[begin Quoted text]

March 29th, 2009 · 1 Comment · soccer

If we mark this day from one second after midnight, I got quite a bit accomplished, because that was when I did much of my writing, including this U.S. national team folo/look-ahead for the New York Times.

If we mark it from the point where my 90 minutes of “overnight sleep” ended with a wakeup call from the front desk at the Hilton Princess … my greatest accomplishment was getting out of bed and getting to the airport in plenty of time for my 9 a.m. flight back to Los Angeles.

It was a pretty intense 60 hours or so in El Salvador, and I’m glad I went.

The place was hopping on Friday, and all the way till the final whistle on Saturday night.

Had El Salvador held its 2-0 lead, I have no doubt the capital would have exploded in a spontaneous celebration that small, soccer-crazed countries feel is due them when they win an important home match. I have seen them before, though in bigger countries.

Mexico City still goes goofy when los tricolores defeat the hated Yanqis at Azteca. Though that is the closest thing to a sure bet in CONCACAF qualifying. Mexico still likes to gloat over the Yankees, perhaps because its victories are becoming fewer.

The all-time post-match explosion was in Paris, in 1998, when France defeated Brazil 3-0 to win the World Cup. The block-the-streets partying went on all night, and most of the next day, and into the day after, which was the official parade and celebration, as I recall. I still consider it fairly remarkable that I got back to my hotel, in Montparnasse, before dawn. The Metro having stopped running for the night and cabs being almost impossible to find and most roads from the Stade de France, in the northern suburb of St.-Denis, nearly impassible. A Canadian journalist, whose name I can never remember, though I know him on sight, somehow snagged a cab, saw me 100 yards away waving at any vehicle painted yellow, and had the cab stop and pick me up, an act of kindness I never will forget. (Maybe I ought to get his name, then?)

San Salvador would have been like that. A madhouse. And when the Salvadorans were up 2-0, I was thinking of how much time would be lost getting out of the stadium and going the few miles to the team hotel, even with a police escort. It might have taken an hour to go those five miles or so because when traffic already is at a standstill and people are running around with flags, in traffic, the policia transito running their sirens isn’t going to magically open a hole in the grid.

As it turns out, the tie was very tough on El Salvador, which now has two points from two home matches, or about three fewer than it should if it wants to make the World Cup. And that realization, coupled with blowing a two-goal advantage in the final 15 minutes, left  the locals suitably somber, so that the roads out of Estadio Cuscatlan were nearly cleared by the time the U.S. convoy sped out of the parking lot to only a fraction of the verbal abuse and obscene gestures it engendered on the way in.

[end Quoted text]

Written instruction a:
Echo the passage of the soccer post between "Had El Salvador" and "are becoming fewer.", inclusive, word for word.

[begin Material for this exercise]

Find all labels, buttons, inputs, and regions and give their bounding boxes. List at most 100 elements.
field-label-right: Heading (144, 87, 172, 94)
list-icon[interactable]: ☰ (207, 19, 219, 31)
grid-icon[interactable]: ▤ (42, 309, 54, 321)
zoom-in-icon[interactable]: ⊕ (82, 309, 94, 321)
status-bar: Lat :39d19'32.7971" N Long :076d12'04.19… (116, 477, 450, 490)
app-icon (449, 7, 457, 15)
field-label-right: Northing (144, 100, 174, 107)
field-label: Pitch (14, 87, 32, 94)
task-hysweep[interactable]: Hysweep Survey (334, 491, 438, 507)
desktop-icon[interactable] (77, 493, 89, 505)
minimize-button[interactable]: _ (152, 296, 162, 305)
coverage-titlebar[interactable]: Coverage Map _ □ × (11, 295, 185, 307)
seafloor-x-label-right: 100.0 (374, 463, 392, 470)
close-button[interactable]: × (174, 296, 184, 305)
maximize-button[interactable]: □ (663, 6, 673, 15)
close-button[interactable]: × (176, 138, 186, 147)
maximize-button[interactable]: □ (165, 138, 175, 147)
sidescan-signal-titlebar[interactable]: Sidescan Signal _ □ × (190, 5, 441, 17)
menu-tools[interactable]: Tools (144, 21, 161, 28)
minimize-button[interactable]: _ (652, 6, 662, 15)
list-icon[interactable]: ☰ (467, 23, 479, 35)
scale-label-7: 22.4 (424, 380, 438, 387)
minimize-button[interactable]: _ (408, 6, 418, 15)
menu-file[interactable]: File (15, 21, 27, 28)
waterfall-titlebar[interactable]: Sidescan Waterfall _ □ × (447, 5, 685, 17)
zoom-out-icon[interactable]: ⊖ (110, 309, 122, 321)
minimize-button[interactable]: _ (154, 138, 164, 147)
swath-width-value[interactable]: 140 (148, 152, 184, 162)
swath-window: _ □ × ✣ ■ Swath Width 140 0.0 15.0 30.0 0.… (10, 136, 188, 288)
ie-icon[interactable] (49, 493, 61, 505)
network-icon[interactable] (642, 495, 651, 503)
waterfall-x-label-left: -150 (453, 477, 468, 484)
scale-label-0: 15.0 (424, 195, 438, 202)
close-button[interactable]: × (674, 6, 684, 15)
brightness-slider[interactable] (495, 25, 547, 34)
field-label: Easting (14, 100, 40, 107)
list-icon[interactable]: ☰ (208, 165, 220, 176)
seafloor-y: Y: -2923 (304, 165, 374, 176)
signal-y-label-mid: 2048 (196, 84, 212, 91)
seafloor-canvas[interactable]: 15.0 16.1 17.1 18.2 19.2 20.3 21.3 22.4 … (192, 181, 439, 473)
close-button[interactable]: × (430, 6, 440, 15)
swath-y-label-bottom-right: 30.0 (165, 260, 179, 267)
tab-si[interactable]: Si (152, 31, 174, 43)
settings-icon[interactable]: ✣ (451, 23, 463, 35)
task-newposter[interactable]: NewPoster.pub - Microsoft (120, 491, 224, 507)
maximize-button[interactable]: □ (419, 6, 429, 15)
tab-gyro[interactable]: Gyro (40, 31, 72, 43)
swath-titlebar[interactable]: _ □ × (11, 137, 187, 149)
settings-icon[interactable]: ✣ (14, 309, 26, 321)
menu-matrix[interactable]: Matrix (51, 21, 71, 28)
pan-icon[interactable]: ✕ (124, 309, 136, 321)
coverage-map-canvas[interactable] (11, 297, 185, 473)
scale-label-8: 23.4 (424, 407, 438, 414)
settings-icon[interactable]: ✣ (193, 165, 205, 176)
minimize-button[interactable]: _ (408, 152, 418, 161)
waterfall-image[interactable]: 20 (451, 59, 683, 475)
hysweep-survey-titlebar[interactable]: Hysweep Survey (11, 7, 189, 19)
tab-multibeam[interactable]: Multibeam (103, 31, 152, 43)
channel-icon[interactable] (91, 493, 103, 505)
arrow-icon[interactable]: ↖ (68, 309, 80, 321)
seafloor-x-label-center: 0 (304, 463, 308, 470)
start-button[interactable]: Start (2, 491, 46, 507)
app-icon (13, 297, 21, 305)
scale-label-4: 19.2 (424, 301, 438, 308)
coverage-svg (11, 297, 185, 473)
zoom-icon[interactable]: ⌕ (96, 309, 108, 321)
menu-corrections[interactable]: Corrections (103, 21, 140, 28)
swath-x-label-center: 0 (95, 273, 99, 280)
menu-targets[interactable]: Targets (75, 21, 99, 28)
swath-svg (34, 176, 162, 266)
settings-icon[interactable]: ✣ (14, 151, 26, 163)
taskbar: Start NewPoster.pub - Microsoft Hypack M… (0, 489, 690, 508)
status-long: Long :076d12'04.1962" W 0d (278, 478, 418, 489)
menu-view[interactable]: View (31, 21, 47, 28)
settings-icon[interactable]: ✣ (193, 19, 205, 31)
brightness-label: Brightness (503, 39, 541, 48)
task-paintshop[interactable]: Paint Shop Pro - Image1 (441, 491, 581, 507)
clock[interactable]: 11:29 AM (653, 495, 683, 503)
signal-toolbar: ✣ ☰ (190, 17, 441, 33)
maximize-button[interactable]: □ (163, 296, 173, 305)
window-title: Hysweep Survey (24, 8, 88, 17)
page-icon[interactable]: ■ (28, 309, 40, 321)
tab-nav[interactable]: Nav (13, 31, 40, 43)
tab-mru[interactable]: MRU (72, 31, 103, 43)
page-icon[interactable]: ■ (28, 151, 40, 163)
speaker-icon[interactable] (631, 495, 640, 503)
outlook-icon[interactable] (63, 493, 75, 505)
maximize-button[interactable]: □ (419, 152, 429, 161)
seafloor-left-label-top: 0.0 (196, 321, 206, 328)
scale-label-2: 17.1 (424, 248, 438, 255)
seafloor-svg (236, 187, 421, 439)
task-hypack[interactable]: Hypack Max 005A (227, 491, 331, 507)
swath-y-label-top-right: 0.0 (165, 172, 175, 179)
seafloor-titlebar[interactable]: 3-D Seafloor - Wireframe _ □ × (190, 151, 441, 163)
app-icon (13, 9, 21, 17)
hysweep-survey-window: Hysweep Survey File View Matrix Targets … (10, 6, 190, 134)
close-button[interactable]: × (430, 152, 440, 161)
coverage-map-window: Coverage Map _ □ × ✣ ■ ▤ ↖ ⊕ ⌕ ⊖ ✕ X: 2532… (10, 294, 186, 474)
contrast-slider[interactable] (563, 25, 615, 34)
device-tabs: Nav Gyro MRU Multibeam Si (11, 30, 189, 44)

[end Material for this exercise]

Written instruction b:
In the records, swap "close-button" for "close-control" in every line from the start of the records through the line holding "zoom-out-icon[interactable]: ⊖ (110, 309, 122, 321)", both included. Give back only those lines, with everything else unchanged.

Task answer a:
Had El Salvador held its 2-0 lead, I have no doubt the capital would have exploded in a spontaneous celebration that small, soccer-crazed countries feel is due them when they win an important home match. I have seen them before, though in bigger countries.

Mexico City still goes goofy when los tricolores defeat the hated Yanqis at Azteca. Though that is the closest thing to a sure bet in CONCACAF qualifying. Mexico still likes to gloat over the Yankees, perhaps because its victories are becoming fewer.

Task answer b:
Find all labels, buttons, inputs, and regions and give their bounding boxes. List at most 100 elements.
field-label-right: Heading (144, 87, 172, 94)
list-icon[interactable]: ☰ (207, 19, 219, 31)
grid-icon[interactable]: ▤ (42, 309, 54, 321)
zoom-in-icon[interactable]: ⊕ (82, 309, 94, 321)
status-bar: Lat :39d19'32.7971" N Long :076d12'04.19… (116, 477, 450, 490)
app-icon (449, 7, 457, 15)
field-label-right: Northing (144, 100, 174, 107)
field-label: Pitch (14, 87, 32, 94)
task-hysweep[interactable]: Hysweep Survey (334, 491, 438, 507)
desktop-icon[interactable] (77, 493, 89, 505)
minimize-button[interactable]: _ (152, 296, 162, 305)
coverage-titlebar[interactable]: Coverage Map _ □ × (11, 295, 185, 307)
seafloor-x-label-right: 100.0 (374, 463, 392, 470)
close-control[interactable]: × (174, 296, 184, 305)
maximize-button[interactable]: □ (663, 6, 673, 15)
close-control[interactable]: × (176, 138, 186, 147)
maximize-button[interactable]: □ (165, 138, 175, 147)
sidescan-signal-titlebar[interactable]: Sidescan Signal _ □ × (190, 5, 441, 17)
menu-tools[interactable]: Tools (144, 21, 161, 28)
minimize-button[interactable]: _ (652, 6, 662, 15)
list-icon[interactable]: ☰ (467, 23, 479, 35)
scale-label-7: 22.4 (424, 380, 438, 387)
minimize-button[interactable]: _ (408, 6, 418, 15)
menu-file[interactable]: File (15, 21, 27, 28)
waterfall-titlebar[interactable]: Sidescan Waterfall _ □ × (447, 5, 685, 17)
zoom-out-icon[interactable]: ⊖ (110, 309, 122, 321)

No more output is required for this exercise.